● Task brief
Read the listing below and copy out every line that holds "прирост".

● Given records

◇ ◇ ◇ ◇ ◇

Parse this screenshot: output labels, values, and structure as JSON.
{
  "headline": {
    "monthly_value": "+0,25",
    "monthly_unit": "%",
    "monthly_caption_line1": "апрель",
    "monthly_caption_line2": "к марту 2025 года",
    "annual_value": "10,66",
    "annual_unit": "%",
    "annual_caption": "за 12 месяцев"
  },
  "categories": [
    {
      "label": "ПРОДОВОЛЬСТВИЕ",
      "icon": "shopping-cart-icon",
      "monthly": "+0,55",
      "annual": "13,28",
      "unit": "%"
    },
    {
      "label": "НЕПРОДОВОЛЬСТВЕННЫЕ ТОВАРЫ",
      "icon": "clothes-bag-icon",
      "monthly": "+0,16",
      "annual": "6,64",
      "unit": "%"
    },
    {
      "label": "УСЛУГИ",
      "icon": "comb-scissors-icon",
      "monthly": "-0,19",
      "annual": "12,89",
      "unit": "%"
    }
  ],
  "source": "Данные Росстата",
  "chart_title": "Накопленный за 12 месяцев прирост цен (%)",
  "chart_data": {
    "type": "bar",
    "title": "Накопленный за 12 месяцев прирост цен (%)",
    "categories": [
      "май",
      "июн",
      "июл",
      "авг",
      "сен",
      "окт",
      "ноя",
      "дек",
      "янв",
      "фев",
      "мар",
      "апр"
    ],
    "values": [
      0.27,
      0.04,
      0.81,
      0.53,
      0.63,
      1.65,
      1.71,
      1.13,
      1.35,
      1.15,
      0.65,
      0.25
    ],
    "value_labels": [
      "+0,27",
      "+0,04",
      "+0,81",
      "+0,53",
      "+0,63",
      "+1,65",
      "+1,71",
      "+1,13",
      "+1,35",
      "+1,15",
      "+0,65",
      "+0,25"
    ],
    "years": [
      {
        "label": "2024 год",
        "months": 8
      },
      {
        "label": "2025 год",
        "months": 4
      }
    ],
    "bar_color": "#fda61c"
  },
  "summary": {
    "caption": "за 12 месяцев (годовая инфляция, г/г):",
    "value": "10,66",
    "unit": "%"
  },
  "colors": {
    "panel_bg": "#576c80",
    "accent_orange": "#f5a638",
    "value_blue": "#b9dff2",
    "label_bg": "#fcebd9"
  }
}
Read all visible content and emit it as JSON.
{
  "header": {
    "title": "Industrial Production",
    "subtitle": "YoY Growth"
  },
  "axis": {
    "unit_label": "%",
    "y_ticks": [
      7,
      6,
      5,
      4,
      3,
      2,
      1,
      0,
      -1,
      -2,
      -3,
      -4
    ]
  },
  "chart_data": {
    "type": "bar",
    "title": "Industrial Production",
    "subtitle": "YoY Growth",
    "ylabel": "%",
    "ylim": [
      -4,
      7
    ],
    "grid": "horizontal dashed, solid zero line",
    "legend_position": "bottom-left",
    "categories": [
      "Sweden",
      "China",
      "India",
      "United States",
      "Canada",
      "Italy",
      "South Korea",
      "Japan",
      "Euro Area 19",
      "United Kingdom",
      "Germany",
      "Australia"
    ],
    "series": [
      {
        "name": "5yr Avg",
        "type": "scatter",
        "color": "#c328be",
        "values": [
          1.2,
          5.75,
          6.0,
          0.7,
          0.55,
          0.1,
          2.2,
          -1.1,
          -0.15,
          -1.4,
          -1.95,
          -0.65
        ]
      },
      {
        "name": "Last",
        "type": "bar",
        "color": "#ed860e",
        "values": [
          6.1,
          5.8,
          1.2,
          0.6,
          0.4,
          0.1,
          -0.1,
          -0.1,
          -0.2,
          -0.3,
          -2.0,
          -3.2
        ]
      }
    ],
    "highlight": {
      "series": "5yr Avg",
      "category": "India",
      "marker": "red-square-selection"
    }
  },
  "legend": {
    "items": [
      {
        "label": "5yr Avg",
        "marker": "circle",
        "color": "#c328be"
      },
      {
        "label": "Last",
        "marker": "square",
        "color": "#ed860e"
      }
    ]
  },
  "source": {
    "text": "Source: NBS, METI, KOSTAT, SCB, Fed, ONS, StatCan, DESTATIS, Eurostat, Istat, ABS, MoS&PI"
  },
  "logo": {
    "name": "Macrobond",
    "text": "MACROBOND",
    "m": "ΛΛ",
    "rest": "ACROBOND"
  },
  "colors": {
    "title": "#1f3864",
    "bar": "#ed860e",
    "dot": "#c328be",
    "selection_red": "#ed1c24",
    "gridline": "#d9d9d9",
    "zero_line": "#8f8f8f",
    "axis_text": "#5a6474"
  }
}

◇ ◇ ◇ ◇ ◇

● Answer
  "chart_title": "Накопленный за 12 месяцев прирост цен (%)",
    "title": "Накопленный за 12 месяцев прирост цен (%)",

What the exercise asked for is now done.